Record set START

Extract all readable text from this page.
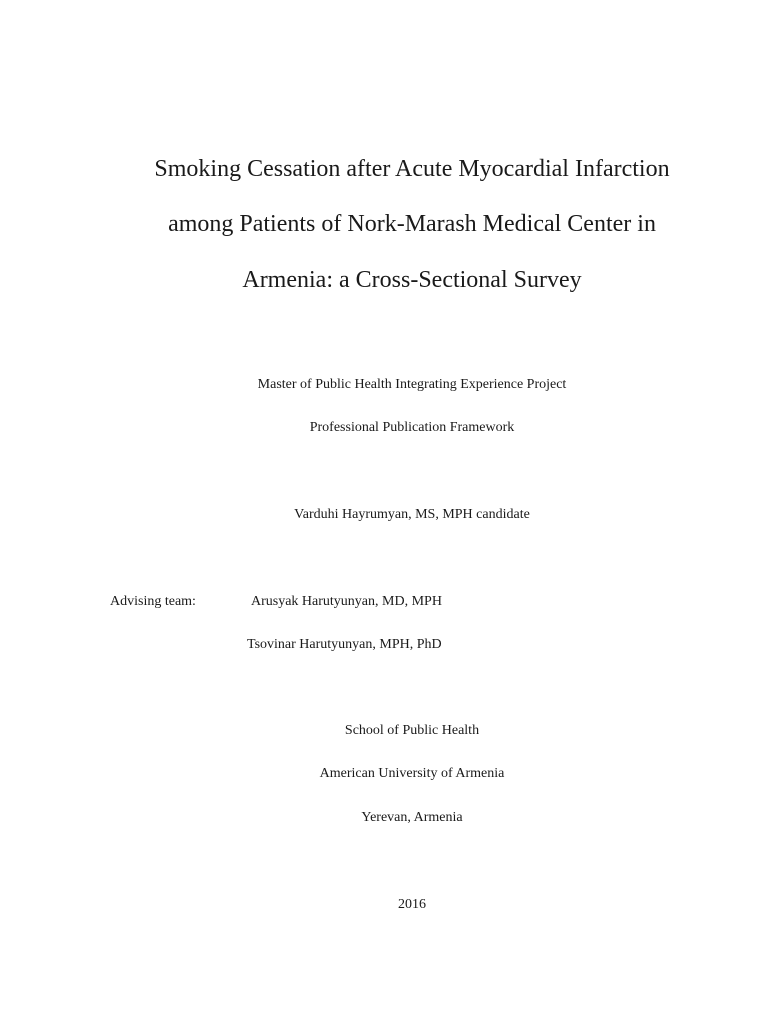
Smoking Cessation after Acute Myocardial Infarction
among Patients of Nork-Marash Medical Center in
Armenia: a Cross-Sectional Survey
Master of Public Health Integrating Experience Project
Professional Publication Framework
Varduhi Hayrumyan, MS, MPH candidate
Advising team:	Arusyak Harutyunyan, MD, MPH
Tsovinar Harutyunyan, MPH, PhD
School of Public Health
American University of Armenia
Yerevan, Armenia
2016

Record set END

Task objective:
Could you copy out every line in the material above that contains the string "Armenia"?

Written solution:
Armenia: a Cross-Sectional Survey
American University of Armenia
Yerevan, Armenia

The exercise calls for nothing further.